(Document page records)
%%

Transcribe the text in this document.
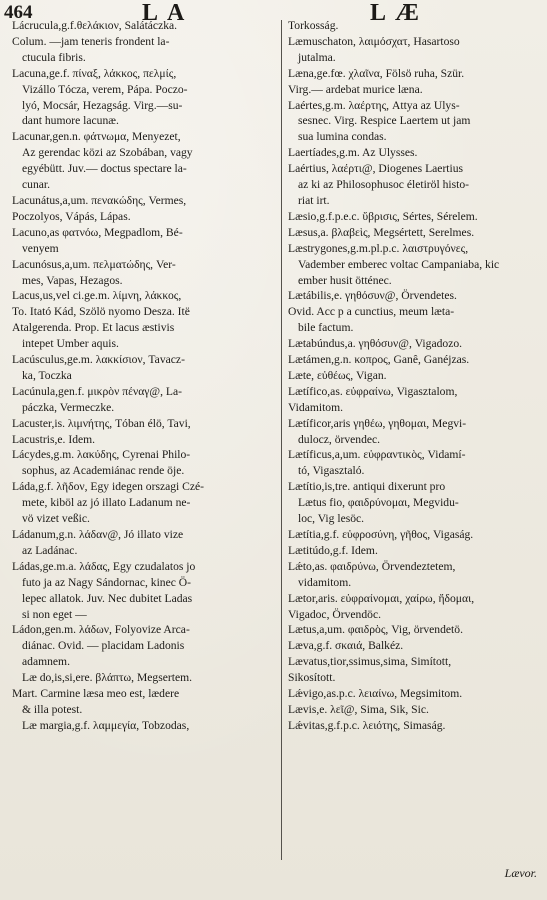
464	LA	LÆ
Lácrucula,g.f.θελάκιον, Salátáczka.
Colum. —jam teneris frondent la-
ctucula fibris.
Lacuna,ge.f. πίναξ, λάκκος, πελμίς,
Vizállo Tócza, verem, Pápa. Poczo-
lyó, Mocsár, Hezagság. Virg.—su-
dant humore lacunæ.
Lacunar,gen.n. φάτνωμα, Menyezet,
Az gerendac közi az Szobában, vagy
egyébütt. Juv.— doctus spectare la-
cunar.
Lacunátus,a,um. πενακώδης, Vermes,
Poczolyos, Vápás, Lápas.
Lacuno,as φατνόω, Megpadlom, Bé-
venyem
Lacunósus,a,um. πελματώδης, Ver-
mes, Vapas, Hezagos.
Lacus,us,vel ci.ge.m. λίμνη, λάκκος,
To. Itató Kád, Szölö nyomo Desza. Itë
Atalgerenda. Prop. Et lacus æstivis
intepet Umber aquis.
Lacúsculus,ge.m. λακκίσιον, Tavacz-
ka, Toczka
Lacúnula,gen.f. μικρὸν πέναγ@, La-
páczka, Vermeczke.
Lacuster,is. λιμνήτης, Tóban élö, Tavi,
Lacustris,e. Idem.
Lácydes,g.m. λακύδης, Cyrenai Philo-
sophus, az Academiánac rende öje.
Láda,g.f. λῆδον, Egy idegen orszagi Czé-
mete, kiböl az jó illato Ladanum ne-
vö vizet veßic.
Ládanum,g.n. λάδαν@, Jó illato vize
az Ladánac.
Ládas,ge.m.a. λάδας, Egy czudalatos jo
futo ja az Nagy Sándornac, kinec Ö-
lepec allatok. Juv. Nec dubitet Ladas
si non eget —
Ládon,gen.m. λάδων, Folyovize Arca-
diánac. Ovid. — placidam Ladonis
adamnem.
Læ do,is,si,ere. βλάπτω, Megsertem.
Mart. Carmine læsa meo est, lædere
& illa potest.
Læ margia,g.f. λαμμεγία, Tobzodas,
Torkosság.
Læmuschaton, λαιμόσχατ, Hasartoso
jutalma.
Læna,ge.fœ. χλαῖνα, Fölsö ruha, Szür.
Virg.— ardebat murice læna.
Laértes,g.m. λαέρτης, Attya az Ulys-
sesnec. Virg. Respice Laertem ut jam
sua lumina condas.
Laertíades,g.m. Az Ulysses.
Laértius, λαέρτι@, Diogenes Laertius
az ki az Philosophusoc életiröl histo-
riat irt.
Læsio,g.f.p.e.c. ὕβρισις, Sértes, Sérelem.
Læsus,a. βλαβεὶς, Megsértett, Serelmes.
Læstrygones,g.m.pl.p.c. λαιστρυγόνες,
Vadember emberec voltac Campaniaba, kic
ember husit ötténec.
Lætábilis,e. γηθόσυν@, Örvendetes.
Ovid. Acc p a cunctius, meum læta-
bile factum.
Lætabúndus,a. γηθόσυν@, Vigadozo.
Lætámen,g.n. κοπρος, Ganê, Ganéjzas.
Læte, εὐθέως, Vigan.
Lætífico,as. εὐφραίνω, Vigasztalom,
Vidamitom.
Lætíficor,aris γηθέω, γηθομαι, Megvi-
dulocz, örvendec.
Lætíficus,a,um. εὐφραντικὸς, Vidamí-
tó, Vigasztaló.
Lætítio,is,tre. antiqui dixerunt pro
Lætus fio, φαιδρύνομαι, Megvidu-
loc, Vig lesöc.
Lætítia,g.f. εὐφροσύνη, γῆθος, Vigaság.
Lætitúdo,g.f. Idem.
Lǽto,as. φαιδρύνω, Örvendeztetem,
vidamitom.
Lætor,aris. εὐφραίνομαι, χαίρω, ἥδομαι,
Vigadoc, Örvendöc.
Lætus,a,um. φαιδρὸς, Vig, örvendetö.
Læva,g.f. σκαιά, Balkéz.
Lævatus,tior,ssimus,sima, Simított,
Sikosított.
Lǽvigo,as.p.c. λειαίνω, Megsimitom.
Lævis,e. λεῖ@, Sima, Sik, Sic.
Lǽvitas,g.f.p.c. λειότης, Simaság.
Lævor.
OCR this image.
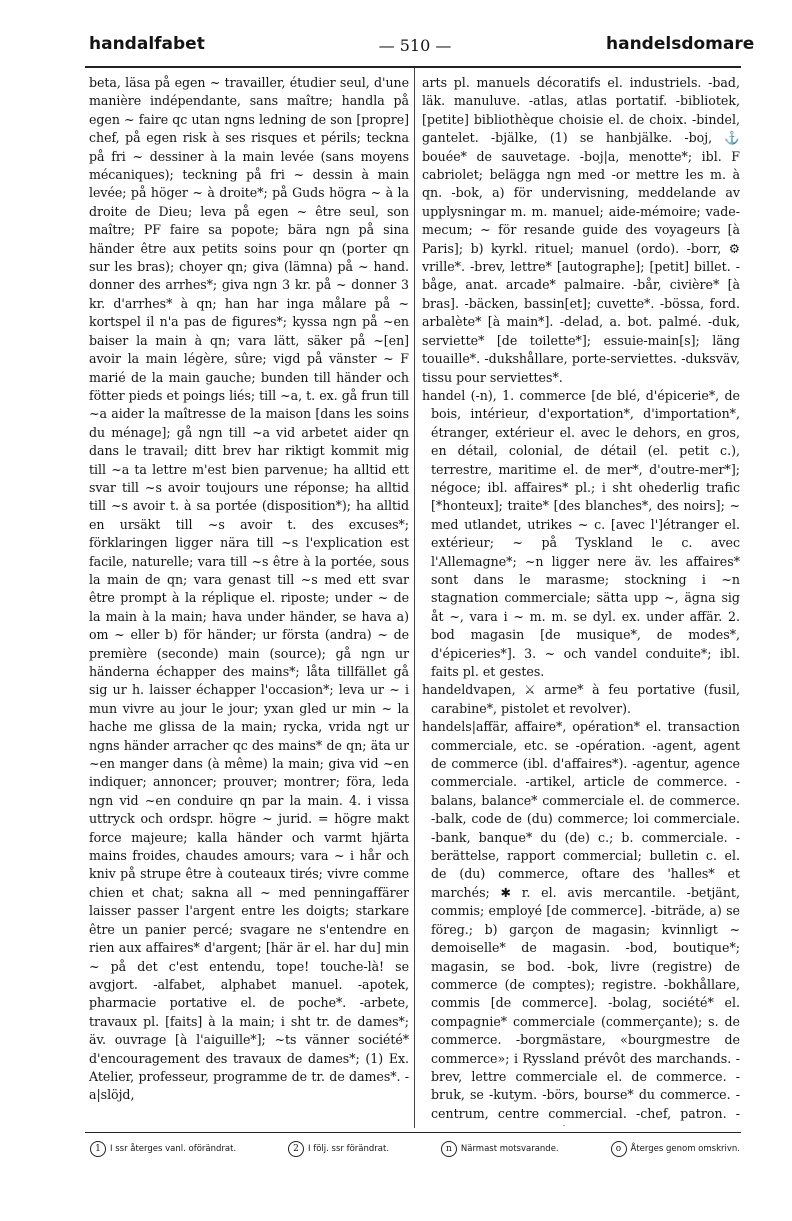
handalfabet	— 510 —	handelsdomare

beta, läsa på egen ~ travailler, étudier seul, d'une manière indépendante, sans maître; handla på egen ~ faire qc utan ngns ledning de son [propre] chef, på egen risk à ses risques et périls; teckna på fri ~ dessiner à la main levée (sans moyens mécaniques); teckning på fri ~ dessin à main levée; på höger ~ à droite*; på Guds högra ~ à la droite de Dieu; leva på egen ~ être seul, son maître; PF faire sa popote; bära ngn på sina händer être aux petits soins pour qn (porter qn sur les bras); choyer qn; giva (lämna) på ~ hand. donner des arrhes*; giva ngn 3 kr. på ~ donner 3 kr. d'arrhes* à qn; han har inga målare på ~ kortspel il n'a pas de figures*; kyssa ngn på ~en baiser la main à qn; vara lätt, säker på ~[en] avoir la main légère, sûre; vigd på vänster ~ F marié de la main gauche; bunden till händer och fötter pieds et poings liés; till ~a, t. ex. gå frun till ~a aider la maîtresse de la maison [dans les soins du ménage]; gå ngn till ~a vid arbetet aider qn dans le travail; ditt brev har riktigt kommit mig till ~a ta lettre m'est bien parvenue; ha alltid ett svar till ~s avoir toujours une réponse; ha alltid till ~s avoir t. à sa portée (disposition*); ha alltid en ursäkt till ~s avoir t. des excuses*; förklaringen ligger nära till ~s l'explication est facile, naturelle; vara till ~s être à la portée, sous la main de qn; vara genast till ~s med ett svar être prompt à la réplique el. riposte; under ~ de la main à la main; hava under händer, se hava a) om ~ eller b) för händer; ur första (andra) ~ de première (seconde) main (source); gå ngn ur händerna échapper des mains*; låta tillfället gå sig ur h. laisser échapper l'occasion*; leva ur ~ i mun vivre au jour le jour; yxan gled ur min ~ la hache me glissa de la main; rycka, vrida ngt ur ngns händer arracher qc des mains* de qn; äta ur ~en manger dans (à même) la main; giva vid ~en indiquer; annoncer; prouver; montrer; föra, leda ngn vid ~en conduire qn par la main. 4. i vissa uttryck och ordspr. högre ~ jurid. = högre makt force majeure; kalla händer och varmt hjärta mains froides, chaudes amours; vara ~ i hår och kniv på strupe être à couteaux tirés; vivre comme chien et chat; sakna all ~ med penningaffärer laisser passer l'argent entre les doigts; starkare être un panier percé; svagare ne s'entendre en rien aux affaires* d'argent; [här är el. har du] min ~ på det c'est entendu, tope! touche-là! se avgjort. -alfabet, alphabet manuel. -apotek, pharmacie portative el. de poche*. -arbete, travaux pl. [faits] à la main; i sht tr. de dames*; äv. ouvrage [à l'aiguille*]; ~ts vänner société* d'encouragement des travaux de dames*; (1) Ex. Atelier, professeur, programme de tr. de dames*. -a|slöjd,

arts pl. manuels décoratifs el. industriels. -bad, läk. manuluve. -atlas, atlas portatif. -bibliotek, [petite] bibliothèque choisie el. de choix. -bindel, gantelet. -bjälke, (1) se hanbjälke. -boj, ⚓ bouée* de sauvetage. -boj|a, menotte*; ibl. F cabriolet; belägga ngn med -or mettre les m. à qn. -bok, a) för undervisning, meddelande av upplysningar m. m. manuel; aide-mémoire; vade-mecum; ~ för resande guide des voyageurs [à Paris]; b) kyrkl. rituel; manuel (ordo). -borr, ⚙ vrille*. -brev, lettre* [autographe]; [petit] billet. -båge, anat. arcade* palmaire. -bår, civière* [à bras]. -bäcken, bassin[et]; cuvette*. -bössa, ford. arbalète* [à main*]. -delad, a. bot. palmé. -duk, serviette* [de toilette*]; essuie-main[s]; läng touaille*. -dukshållare, porte-serviettes. -duksväv, tissu pour serviettes*.

handel (-n), 1. commerce [de blé, d'épicerie*, de bois, intérieur, d'exportation*, d'importation*, étranger, extérieur el. avec le dehors, en gros, en détail, colonial, de détail (el. petit c.), terrestre, maritime el. de mer*, d'outre-mer*]; négoce; ibl. affaires* pl.; i sht ohederlig trafic [*honteux]; traite* [des blanches*, des noirs]; ~ med utlandet, utrikes ~ c. [avec l']étranger el. extérieur; ~ på Tyskland le c. avec l'Allemagne*; ~n ligger nere äv. les affaires* sont dans le marasme; stockning i ~n stagnation commerciale; sätta upp ~, ägna sig åt ~, vara i ~ m. m. se dyl. ex. under affär. 2. bod magasin [de musique*, de modes*, d'épiceries*]. 3. ~ och vandel conduite*; ibl. faits pl. et gestes.

handeldvapen, ⚔ arme* à feu portative (fusil, carabine*, pistolet et revolver).

handels|affär, affaire*, opération* el. transaction commerciale, etc. se -opération. -agent, agent de commerce (ibl. d'affaires*). -agentur, agence commerciale. -artikel, article de commerce. -balans, balance* commerciale el. de commerce. -balk, code de (du) commerce; loi commerciale. -bank, banque* du (de) c.; b. commerciale. -berättelse, rapport commercial; bulletin c. el. de (du) commerce, oftare des 'halles* et marchés; ✱ r. el. avis mercantile. -betjänt, commis; employé [de commerce]. -biträde, a) se föreg.; b) garçon de magasin; kvinnligt ~ demoiselle* de magasin. -bod, boutique*; magasin, se bod. -bok, livre (registre) de commerce (de comptes); registre. -bokhållare, commis [de commerce]. -bolag, société* el. compagnie* commerciale (commerçante); s. de commerce. -borgmästare, «bourgmestre de commerce»; i Ryssland prévôt des marchands. -brev, lettre commerciale el. de commerce. -bruk, se -kutym. -börs, bourse* du commerce. -centrum, centre commercial. -chef, patron. -

1	I ssr återges vanl. oförändrat.	2	I följ. ssr förändrat.	n	Närmast motsvarande.	o	Återges genom omskrivn.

%%

## How to complete this task:
Among the lines above, find those carrying the word "Virg" and copy them out.

## Solution for this task:
lyó, Mocsár, Hezagság. Virg.—su-
Virg.— ardebat murice læna.
sesnec. Virg. Respice Laertem ut jam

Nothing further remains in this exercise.